[Recorded data]
============

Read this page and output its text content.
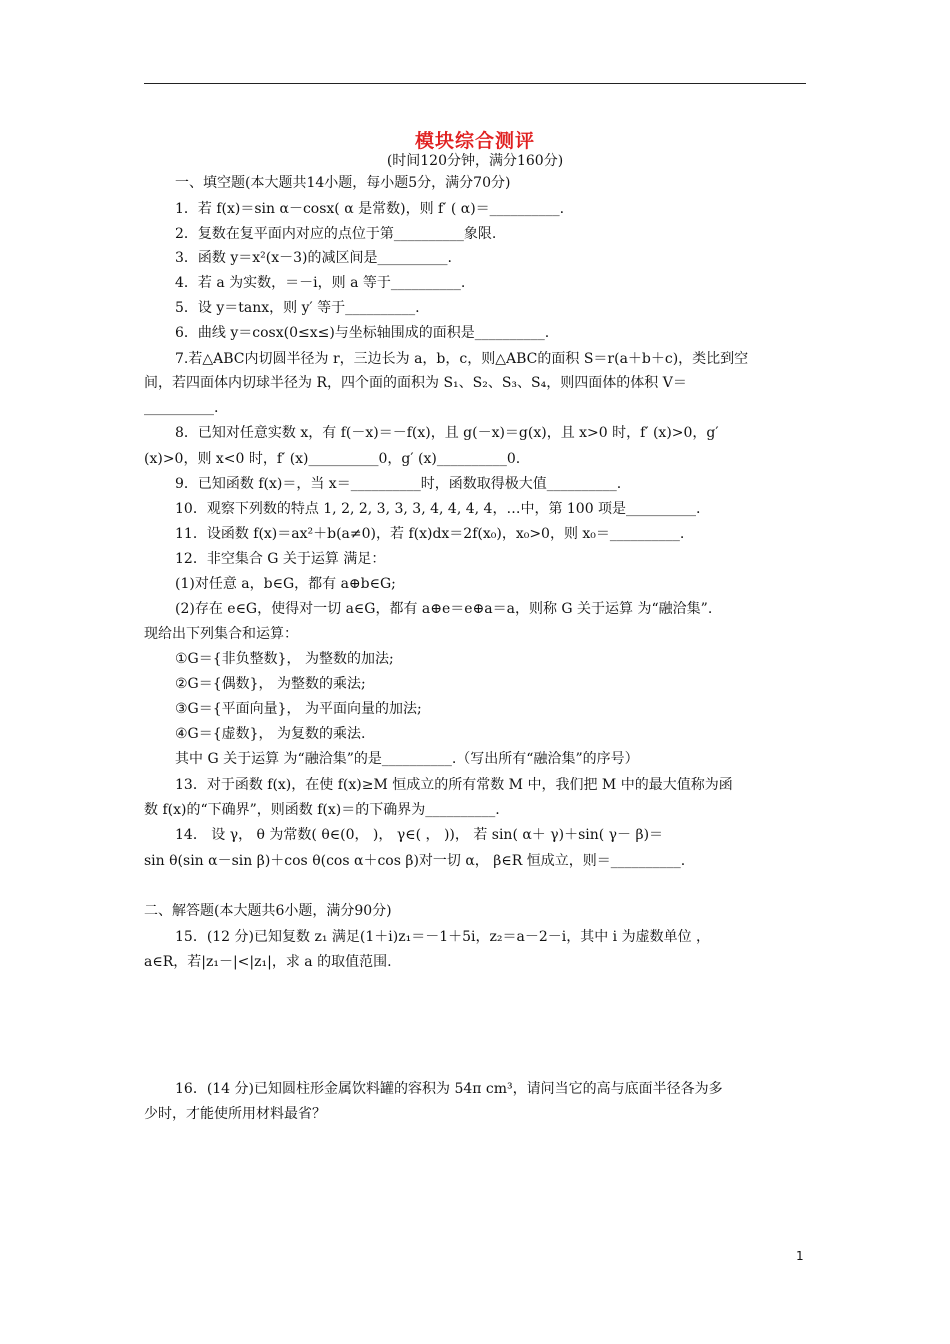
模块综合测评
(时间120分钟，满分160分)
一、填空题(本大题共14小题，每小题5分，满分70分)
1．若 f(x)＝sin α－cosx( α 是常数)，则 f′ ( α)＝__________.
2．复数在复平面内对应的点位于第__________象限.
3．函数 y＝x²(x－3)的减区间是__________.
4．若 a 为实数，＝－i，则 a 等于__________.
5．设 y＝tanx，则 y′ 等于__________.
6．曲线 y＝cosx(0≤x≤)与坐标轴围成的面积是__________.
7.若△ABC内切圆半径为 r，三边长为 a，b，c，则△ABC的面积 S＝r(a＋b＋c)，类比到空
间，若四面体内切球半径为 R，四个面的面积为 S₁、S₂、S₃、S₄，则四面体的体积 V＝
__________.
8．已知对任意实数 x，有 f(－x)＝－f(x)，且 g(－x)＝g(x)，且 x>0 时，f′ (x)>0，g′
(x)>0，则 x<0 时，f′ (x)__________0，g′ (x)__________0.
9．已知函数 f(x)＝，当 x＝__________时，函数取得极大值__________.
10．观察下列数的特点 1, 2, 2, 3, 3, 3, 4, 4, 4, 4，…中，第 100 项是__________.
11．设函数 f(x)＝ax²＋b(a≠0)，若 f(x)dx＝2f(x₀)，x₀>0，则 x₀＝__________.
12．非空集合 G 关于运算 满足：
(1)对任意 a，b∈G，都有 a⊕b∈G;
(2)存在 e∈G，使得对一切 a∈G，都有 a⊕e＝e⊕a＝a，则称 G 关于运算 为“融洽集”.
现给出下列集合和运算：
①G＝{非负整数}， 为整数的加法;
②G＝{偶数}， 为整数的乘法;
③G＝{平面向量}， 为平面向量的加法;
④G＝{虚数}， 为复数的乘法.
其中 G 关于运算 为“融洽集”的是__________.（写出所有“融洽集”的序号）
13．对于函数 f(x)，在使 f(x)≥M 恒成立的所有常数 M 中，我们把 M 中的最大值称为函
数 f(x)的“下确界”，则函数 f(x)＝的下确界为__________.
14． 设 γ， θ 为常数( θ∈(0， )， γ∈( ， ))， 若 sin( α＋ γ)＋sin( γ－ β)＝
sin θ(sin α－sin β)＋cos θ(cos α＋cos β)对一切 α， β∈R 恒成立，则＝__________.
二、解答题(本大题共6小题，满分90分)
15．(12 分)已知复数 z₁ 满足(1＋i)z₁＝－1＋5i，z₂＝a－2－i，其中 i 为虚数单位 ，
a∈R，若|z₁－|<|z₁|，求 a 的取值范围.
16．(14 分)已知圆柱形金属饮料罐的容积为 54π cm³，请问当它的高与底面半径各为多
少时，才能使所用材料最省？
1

============

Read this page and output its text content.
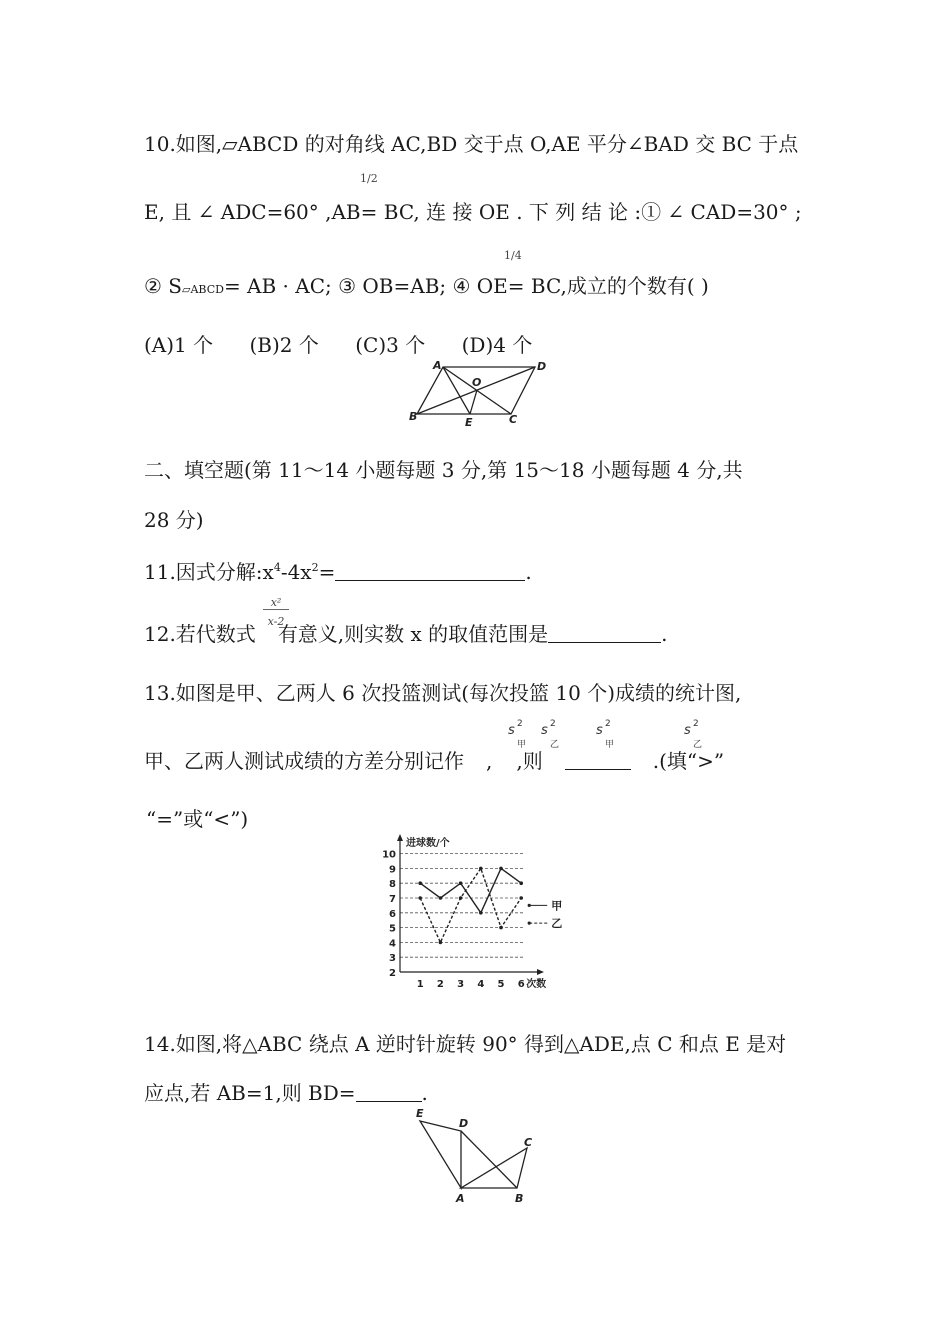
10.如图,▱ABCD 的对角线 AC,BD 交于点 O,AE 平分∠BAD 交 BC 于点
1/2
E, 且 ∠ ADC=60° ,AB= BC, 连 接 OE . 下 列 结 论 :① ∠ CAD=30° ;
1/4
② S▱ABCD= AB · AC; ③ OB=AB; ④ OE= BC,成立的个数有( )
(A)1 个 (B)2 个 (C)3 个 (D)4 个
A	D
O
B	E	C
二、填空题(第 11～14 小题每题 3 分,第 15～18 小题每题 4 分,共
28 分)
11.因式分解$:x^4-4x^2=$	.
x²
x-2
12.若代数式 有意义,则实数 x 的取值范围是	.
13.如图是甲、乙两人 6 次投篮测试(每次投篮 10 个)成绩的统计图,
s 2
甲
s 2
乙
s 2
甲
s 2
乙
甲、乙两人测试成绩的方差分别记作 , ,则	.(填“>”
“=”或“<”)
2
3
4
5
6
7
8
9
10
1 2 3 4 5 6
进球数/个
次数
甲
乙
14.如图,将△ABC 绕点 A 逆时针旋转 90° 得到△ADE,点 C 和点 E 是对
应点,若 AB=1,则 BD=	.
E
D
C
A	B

============

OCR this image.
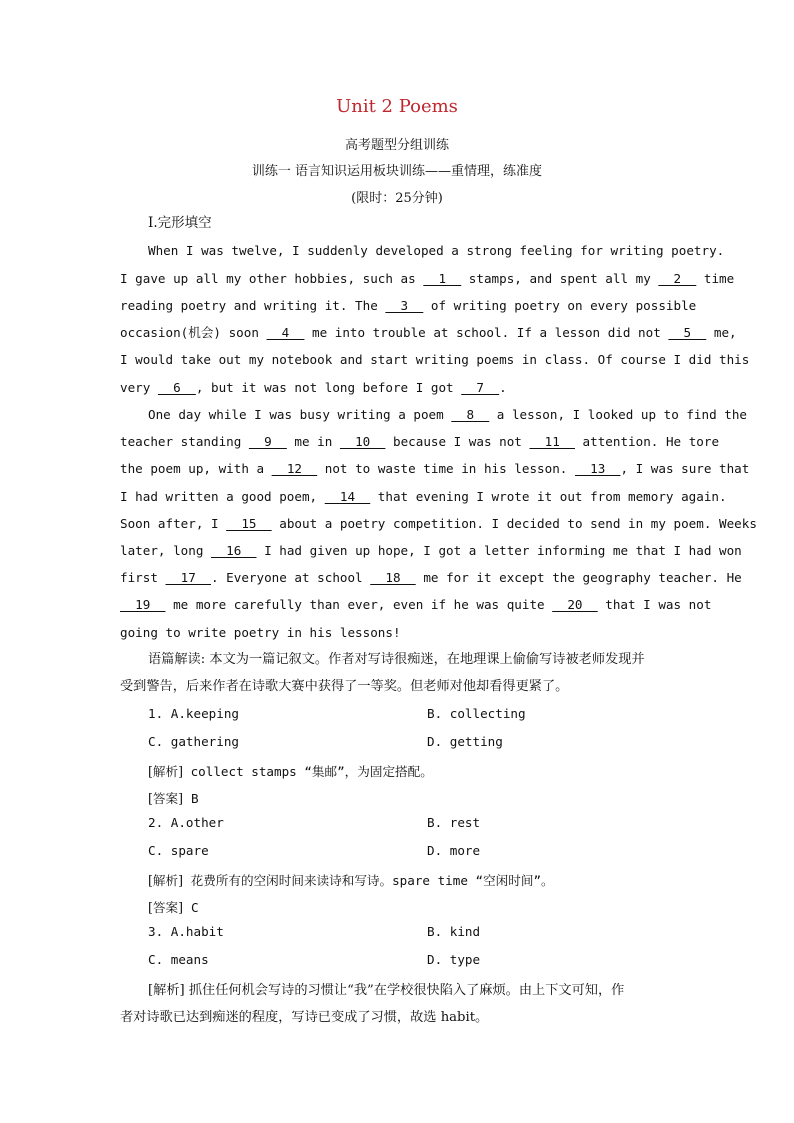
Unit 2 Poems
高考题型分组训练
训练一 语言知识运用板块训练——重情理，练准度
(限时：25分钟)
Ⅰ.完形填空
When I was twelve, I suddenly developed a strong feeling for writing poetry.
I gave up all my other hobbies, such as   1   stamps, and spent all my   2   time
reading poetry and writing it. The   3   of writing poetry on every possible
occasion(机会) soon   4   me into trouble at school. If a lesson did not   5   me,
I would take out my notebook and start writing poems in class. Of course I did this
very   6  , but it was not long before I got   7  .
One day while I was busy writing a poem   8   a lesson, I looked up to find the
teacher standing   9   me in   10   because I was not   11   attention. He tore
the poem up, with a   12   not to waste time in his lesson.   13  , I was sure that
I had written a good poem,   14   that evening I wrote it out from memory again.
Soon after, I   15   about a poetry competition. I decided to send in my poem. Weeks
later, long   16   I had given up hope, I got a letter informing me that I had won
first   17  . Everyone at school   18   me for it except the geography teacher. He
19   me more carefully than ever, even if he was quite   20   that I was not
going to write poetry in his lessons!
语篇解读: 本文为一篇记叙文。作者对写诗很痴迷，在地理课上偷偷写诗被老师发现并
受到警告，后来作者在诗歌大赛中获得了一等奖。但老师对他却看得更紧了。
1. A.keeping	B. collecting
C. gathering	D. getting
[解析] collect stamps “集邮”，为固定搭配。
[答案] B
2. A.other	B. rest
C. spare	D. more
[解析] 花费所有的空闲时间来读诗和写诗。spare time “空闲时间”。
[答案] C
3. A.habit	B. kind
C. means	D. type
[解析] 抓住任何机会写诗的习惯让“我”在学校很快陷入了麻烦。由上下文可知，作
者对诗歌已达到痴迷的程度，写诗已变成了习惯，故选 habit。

============

→ **What you have to do**
From the data above, copy each line where the string "habit" appears.

→ **Exercise answer**
3. A.habit	B. kind
者对诗歌已达到痴迷的程度，写诗已变成了习惯，故选 habit。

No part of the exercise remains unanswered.